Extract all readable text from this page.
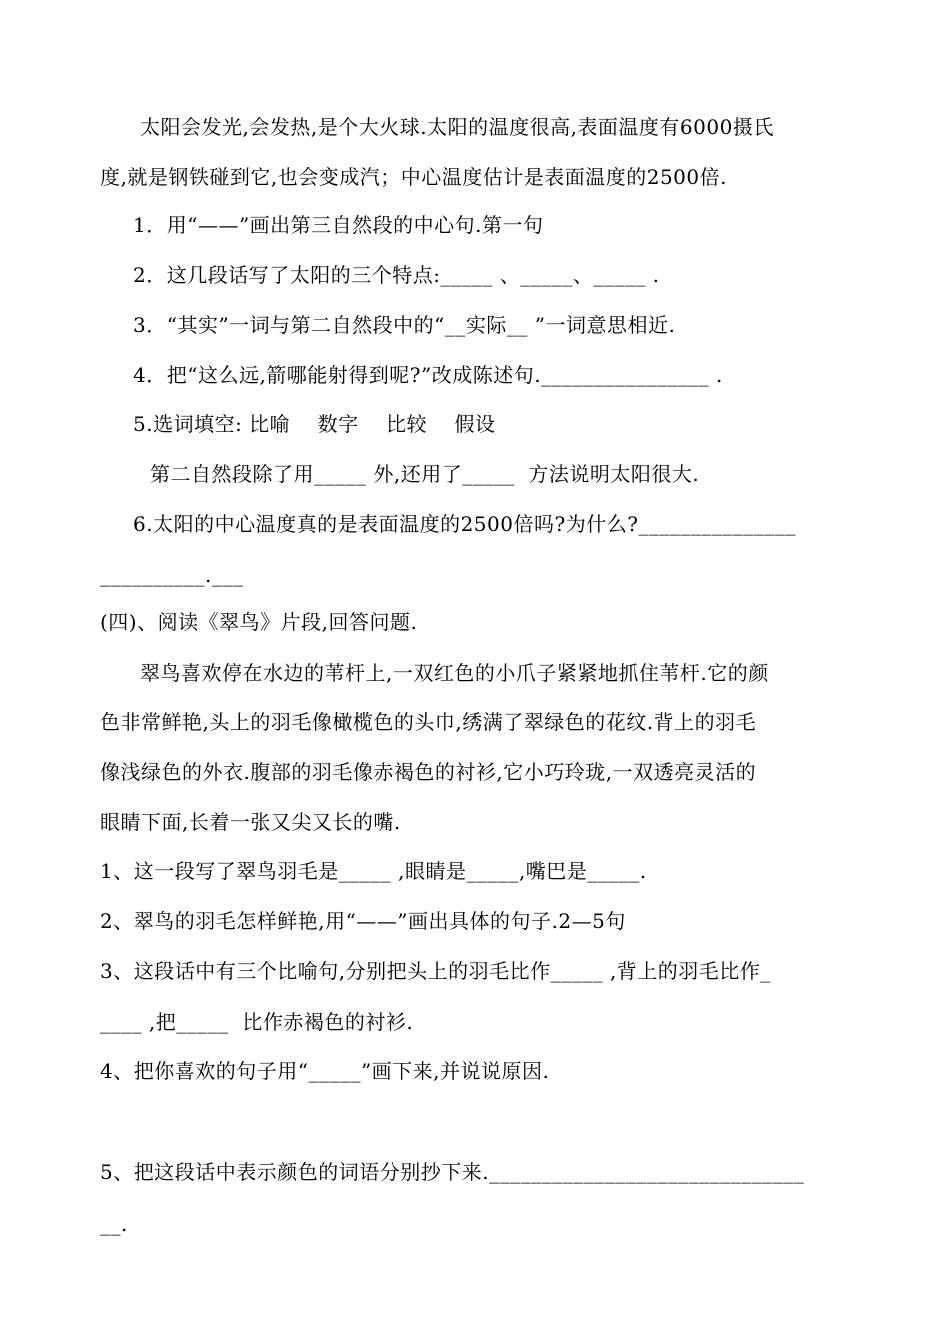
太阳会发光,会发热,是个大火球.太阳的温度很高,表面温度有6000摄氏
度,就是钢铁碰到它,也会变成汽；中心温度估计是表面温度的2500倍.
1．用“——”画出第三自然段的中心句.第一句
2．这几段话写了太阳的三个特点:_____ 、_____、_____ .
3．“其实”一词与第二自然段中的“__实际__ ”一词意思相近.
4．把“这么远,箭哪能射得到呢?”改成陈述句.________________ .
5.选词填空: 比喻    数字    比较    假设
第二自然段除了用_____ 外,还用了_____  方法说明太阳很大.
6.太阳的中心温度真的是表面温度的2500倍吗?为什么?_______________
__________.___
(四)、阅读《翠鸟》片段,回答问题.
翠鸟喜欢停在水边的苇杆上,一双红色的小爪子紧紧地抓住苇杆.它的颜
色非常鲜艳,头上的羽毛像橄榄色的头巾,绣满了翠绿色的花纹.背上的羽毛
像浅绿色的外衣.腹部的羽毛像赤褐色的衬衫,它小巧玲珑,一双透亮灵活的
眼睛下面,长着一张又尖又长的嘴.
1、这一段写了翠鸟羽毛是_____ ,眼睛是_____,嘴巴是_____.
2、翠鸟的羽毛怎样鲜艳,用“——”画出具体的句子.2—5句
3、这段话中有三个比喻句,分别把头上的羽毛比作_____ ,背上的羽毛比作_
____ ,把_____  比作赤褐色的衬衫.
4、把你喜欢的句子用“_____”画下来,并说说原因.
5、把这段话中表示颜色的词语分别抄下来.______________________________
__.
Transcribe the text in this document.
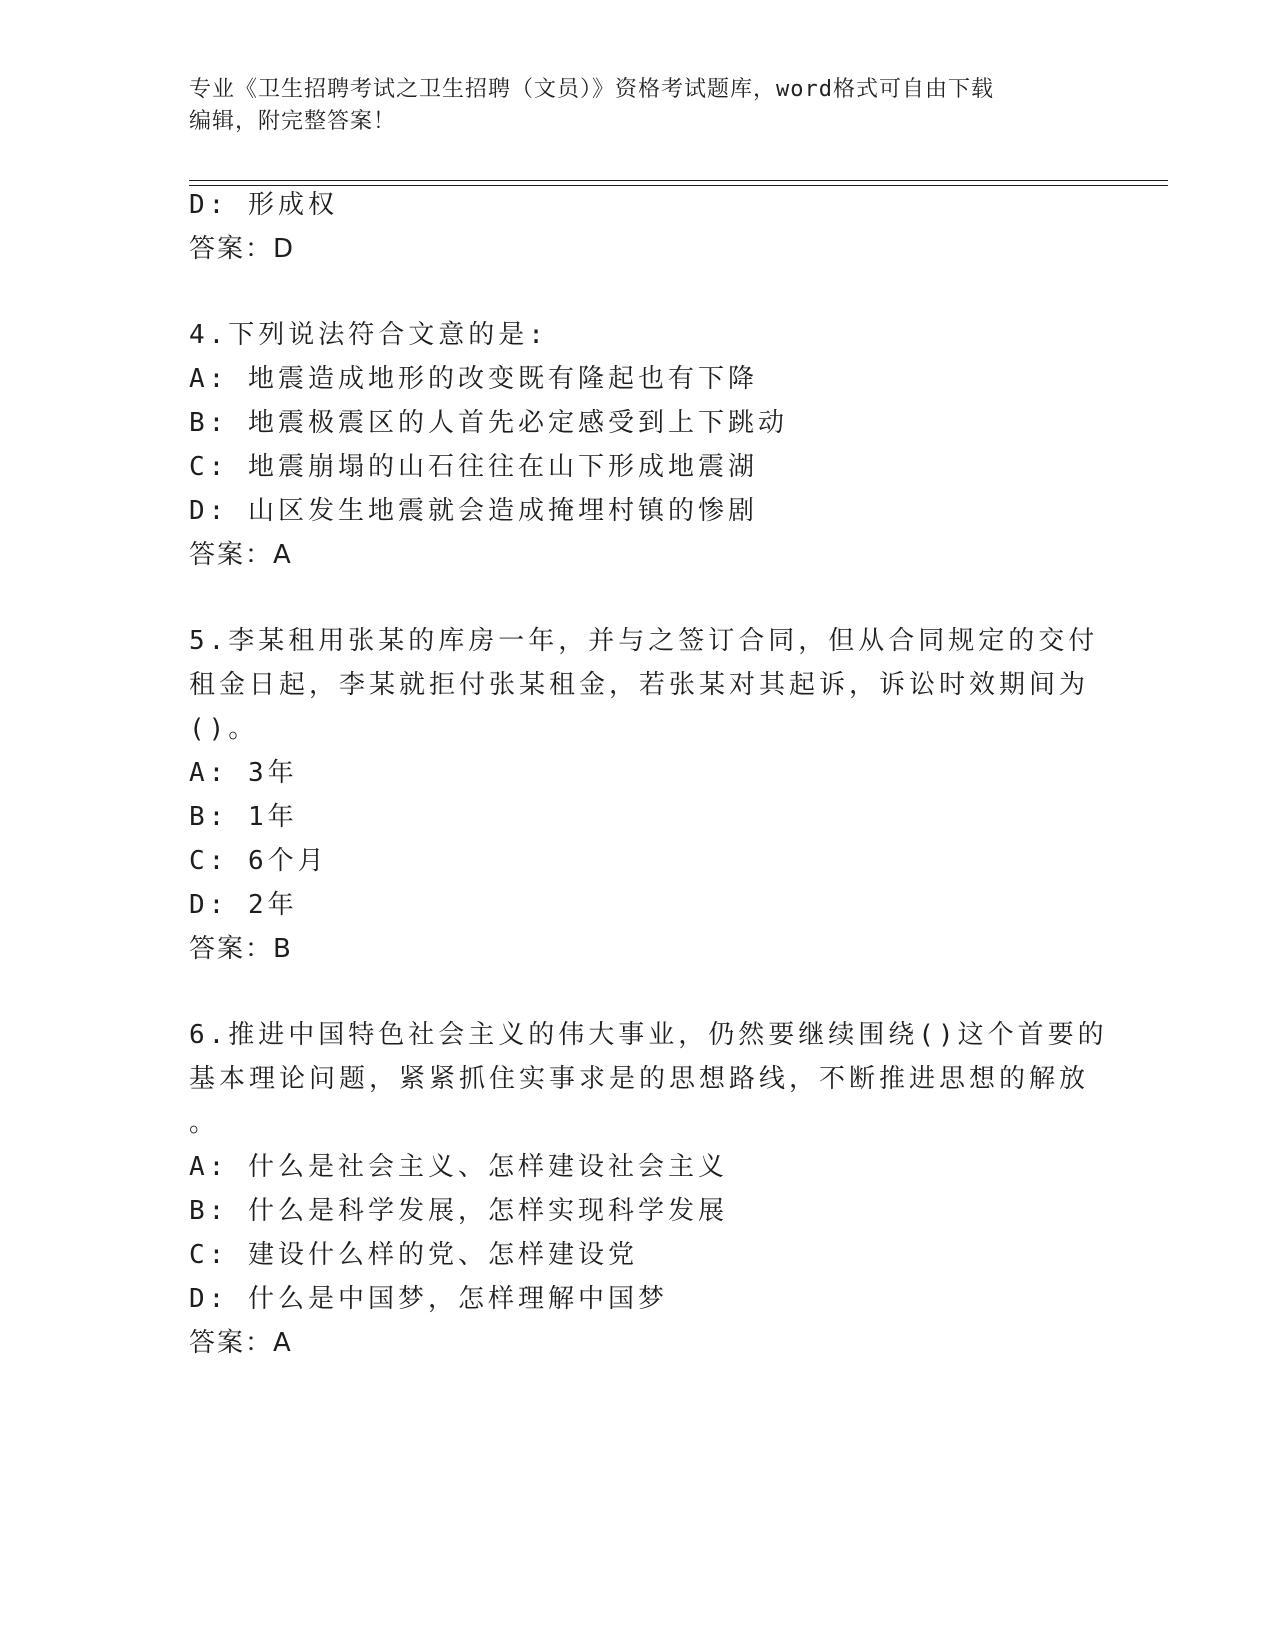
专业《卫生招聘考试之卫生招聘（文员）》资格考试题库，word格式可自由下载
编辑，附完整答案！
D: 形成权
答案：D
4.下列说法符合文意的是:
A: 地震造成地形的改变既有隆起也有下降
B: 地震极震区的人首先必定感受到上下跳动
C: 地震崩塌的山石往往在山下形成地震湖
D: 山区发生地震就会造成掩埋村镇的惨剧
答案：A
5.李某租用张某的库房一年，并与之签订合同，但从合同规定的交付
租金日起，李某就拒付张某租金，若张某对其起诉，诉讼时效期间为
()。
A: 3年
B: 1年
C: 6个月
D: 2年
答案：B
6.推进中国特色社会主义的伟大事业，仍然要继续围绕()这个首要的
基本理论问题，紧紧抓住实事求是的思想路线，不断推进思想的解放
。
A: 什么是社会主义、怎样建设社会主义
B: 什么是科学发展，怎样实现科学发展
C: 建设什么样的党、怎样建设党
D: 什么是中国梦，怎样理解中国梦
答案：A
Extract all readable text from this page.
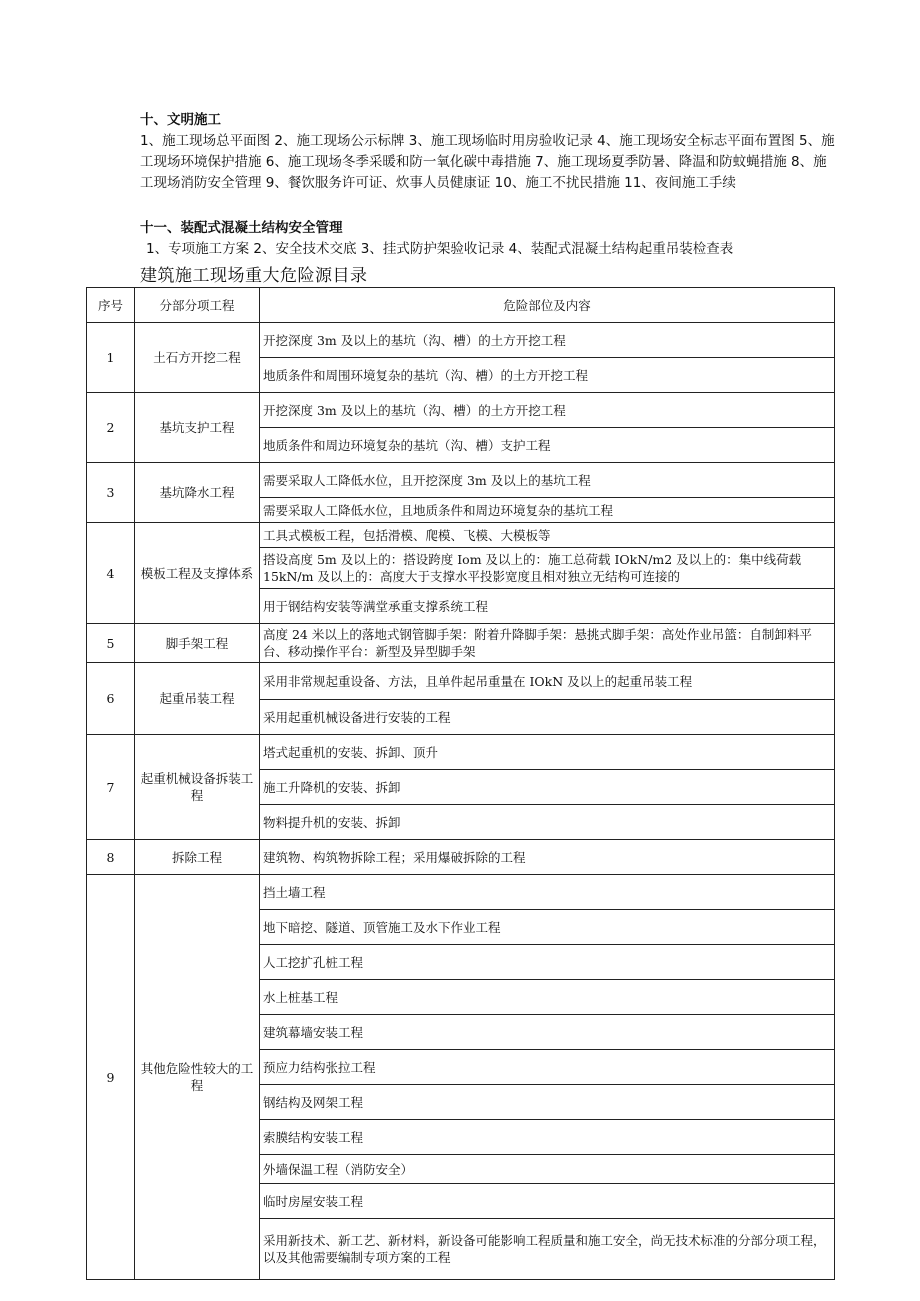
十、文明施工
1、施工现场总平面图 2、施工现场公示标牌 3、施工现场临时用房验收记录 4、施工现场安全标志平面布置图 5、施工现场环境保护措施 6、施工现场冬季采暖和防一氧化碳中毒措施 7、施工现场夏季防暑、降温和防蚊蝇措施 8、施工现场消防安全管理 9、餐饮服务许可证、炊事人员健康证 10、施工不扰民措施 11、夜间施工手续
十一、装配式混凝土结构安全管理
1、专项施工方案 2、安全技术交底 3、挂式防护架验收记录 4、装配式混凝土结构起重吊装检查表
建筑施工现场重大危险源目录
序号	分部分项工程	危险部位及内容
1	土石方开挖二程	开挖深度 3m 及以上的基坑（沟、槽）的土方开挖工程
		地质条件和周围环境复杂的基坑（沟、槽）的土方开挖工程
2	基坑支护工程	开挖深度 3m 及以上的基坑（沟、槽）的土方开挖工程
		地质条件和周边环境复杂的基坑（沟、槽）支护工程
3	基坑降水工程	需要采取人工降低水位，且开挖深度 3m 及以上的基坑工程
		需要采取人工降低水位，且地质条件和周边环境复杂的基坑工程
4	模板工程及支撑体系	工具式模板工程，包括滑模、爬模、飞模、大模板等
		搭设高度 5m 及以上的：搭设跨度 Iom 及以上的：施工总荷载 IOkN/m2 及以上的：集中线荷载 15kN/m 及以上的：高度大于支撑水平投影宽度且相对独立无结构可连接的
		用于钢结构安装等满堂承重支撑系统工程
5	脚手架工程	高度 24 米以上的落地式钢管脚手架：附着升降脚手架：悬挑式脚手架：高处作业吊篮：自制卸料平台、移动操作平台：新型及异型脚手架
6	起重吊装工程	采用非常规起重设备、方法，且单件起吊重量在 IOkN 及以上的起重吊装工程
		采用起重机械设备进行安装的工程
7	起重机械设备拆装工程	塔式起重机的安装、拆卸、顶升
		施工升降机的安装、拆卸
		物料提升机的安装、拆卸
8	拆除工程	建筑物、构筑物拆除工程；采用爆破拆除的工程
9	其他危险性较大的工程	挡土墙工程
		地下暗挖、隧道、顶管施工及水下作业工程
		人工挖扩孔桩工程
		水上桩基工程
		建筑幕墙安装工程
		预应力结构张拉工程
		钢结构及网架工程
		索膜结构安装工程
		外墙保温工程（消防安全）
		临时房屋安装工程
		采用新技术、新工艺、新材料，新设备可能影响工程质量和施工安全，尚无技术标准的分部分项工程，以及其他需要编制专项方案的工程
* * * *
Aim - Read the data above and pull out each line that holds the string "的土方开挖工程".

Answer below -
1	土石方开挖二程	开挖深度 3m 及以上的基坑（沟、槽）的土方开挖工程
		地质条件和周围环境复杂的基坑（沟、槽）的土方开挖工程
2	基坑支护工程	开挖深度 3m 及以上的基坑（沟、槽）的土方开挖工程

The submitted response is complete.